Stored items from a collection
** START **
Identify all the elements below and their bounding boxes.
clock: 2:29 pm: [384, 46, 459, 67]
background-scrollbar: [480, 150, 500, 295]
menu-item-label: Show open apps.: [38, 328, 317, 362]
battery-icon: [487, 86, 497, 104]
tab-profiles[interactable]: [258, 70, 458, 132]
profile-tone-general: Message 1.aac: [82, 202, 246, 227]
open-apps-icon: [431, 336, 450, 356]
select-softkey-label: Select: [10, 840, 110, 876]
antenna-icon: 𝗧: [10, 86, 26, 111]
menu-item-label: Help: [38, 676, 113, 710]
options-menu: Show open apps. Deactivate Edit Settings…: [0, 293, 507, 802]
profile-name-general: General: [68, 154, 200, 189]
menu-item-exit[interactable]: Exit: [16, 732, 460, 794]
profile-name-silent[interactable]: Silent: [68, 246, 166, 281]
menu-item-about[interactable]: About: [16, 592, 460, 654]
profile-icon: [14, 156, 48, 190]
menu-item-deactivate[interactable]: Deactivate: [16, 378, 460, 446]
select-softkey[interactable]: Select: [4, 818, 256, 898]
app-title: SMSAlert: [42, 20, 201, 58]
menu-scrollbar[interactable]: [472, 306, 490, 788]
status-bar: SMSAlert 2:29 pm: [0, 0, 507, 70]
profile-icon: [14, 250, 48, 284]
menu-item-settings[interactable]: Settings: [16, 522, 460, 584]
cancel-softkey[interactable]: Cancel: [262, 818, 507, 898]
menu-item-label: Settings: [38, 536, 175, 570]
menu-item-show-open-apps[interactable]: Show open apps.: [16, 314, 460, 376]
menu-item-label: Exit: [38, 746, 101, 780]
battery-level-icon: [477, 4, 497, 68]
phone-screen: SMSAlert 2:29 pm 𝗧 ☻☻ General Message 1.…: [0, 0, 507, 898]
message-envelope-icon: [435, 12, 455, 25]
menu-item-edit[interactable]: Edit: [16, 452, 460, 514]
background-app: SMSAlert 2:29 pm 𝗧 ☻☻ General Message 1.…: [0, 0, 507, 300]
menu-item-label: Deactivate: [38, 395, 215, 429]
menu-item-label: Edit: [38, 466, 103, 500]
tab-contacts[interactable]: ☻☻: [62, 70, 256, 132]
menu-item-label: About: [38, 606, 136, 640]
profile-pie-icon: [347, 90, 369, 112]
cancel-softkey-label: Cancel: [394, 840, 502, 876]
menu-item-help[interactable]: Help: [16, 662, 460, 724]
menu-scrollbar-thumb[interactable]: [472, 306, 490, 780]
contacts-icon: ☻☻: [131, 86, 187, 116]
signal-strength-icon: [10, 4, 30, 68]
** END **
Put the lines of the listing above into a JSON list of strings, one string per line, leaving out any blank lines.

[
  "Identify all the elements below and their bounding boxes.",
  "clock: 2:29 pm: [384, 46, 459, 67]",
  "background-scrollbar: [480, 150, 500, 295]",
  "menu-item-label: Show open apps.: [38, 328, 317, 362]",
  "battery-icon: [487, 86, 497, 104]",
  "tab-profiles[interactable]: [258, 70, 458, 132]",
  "profile-tone-general: Message 1.aac: [82, 202, 246, 227]",
  "open-apps-icon: [431, 336, 450, 356]",
  "select-softkey-label: Select: [10, 840, 110, 876]",
  "antenna-icon: 𝗧: [10, 86, 26, 111]",
  "menu-item-label: Help: [38, 676, 113, 710]",
  "options-menu: Show open apps. Deactivate Edit Settings…: [0, 293, 507, 802]",
  "profile-name-general: General: [68, 154, 200, 189]",
  "menu-item-exit[interactable]: Exit: [16, 732, 460, 794]",
  "profile-name-silent[interactable]: Silent: [68, 246, 166, 281]",
  "menu-item-about[interactable]: About: [16, 592, 460, 654]",
  "profile-icon: [14, 156, 48, 190]",
  "menu-item-deactivate[interactable]: Deactivate: [16, 378, 460, 446]",
  "select-softkey[interactable]: Select: [4, 818, 256, 898]",
  "app-title: SMSAlert: [42, 20, 201, 58]",
  "menu-scrollbar[interactable]: [472, 306, 490, 788]",
  "status-bar: SMSAlert 2:29 pm: [0, 0, 507, 70]",
  "profile-icon: [14, 250, 48, 284]",
  "menu-item-settings[interactable]: Settings: [16, 522, 460, 584]",
  "cancel-softkey[interactable]: Cancel: [262, 818, 507, 898]",
  "menu-item-label: Settings: [38, 536, 175, 570]",
  "menu-item-show-open-apps[interactable]: Show open apps.: [16, 314, 460, 376]",
  "menu-item-label: Exit: [38, 746, 101, 780]",
  "battery-level-icon: [477, 4, 497, 68]",
  "phone-screen: SMSAlert 2:29 pm 𝗧 ☻☻ General Message 1.…: [0, 0, 507, 898]",
  "message-envelope-icon: [435, 12, 455, 25]",
  "menu-item-edit[interactable]: Edit: [16, 452, 460, 514]",
  "background-app: SMSAlert 2:29 pm 𝗧 ☻☻ General Message 1.…: [0, 0, 507, 300]",
  "menu-item-label: Deactivate: [38, 395, 215, 429]",
  "menu-item-label: Edit: [38, 466, 103, 500]",
  "tab-contacts[interactable]: ☻☻: [62, 70, 256, 132]",
  "menu-item-label: About: [38, 606, 136, 640]",
  "profile-pie-icon: [347, 90, 369, 112]",
  "cancel-softkey-label: Cancel: [394, 840, 502, 876]",
  "menu-item-help[interactable]: Help: [16, 662, 460, 724]",
  "menu-scrollbar-thumb[interactable]: [472, 306, 490, 780]",
  "contacts-icon: ☻☻: [131, 86, 187, 116]",
  "signal-strength-icon: [10, 4, 30, 68]"
]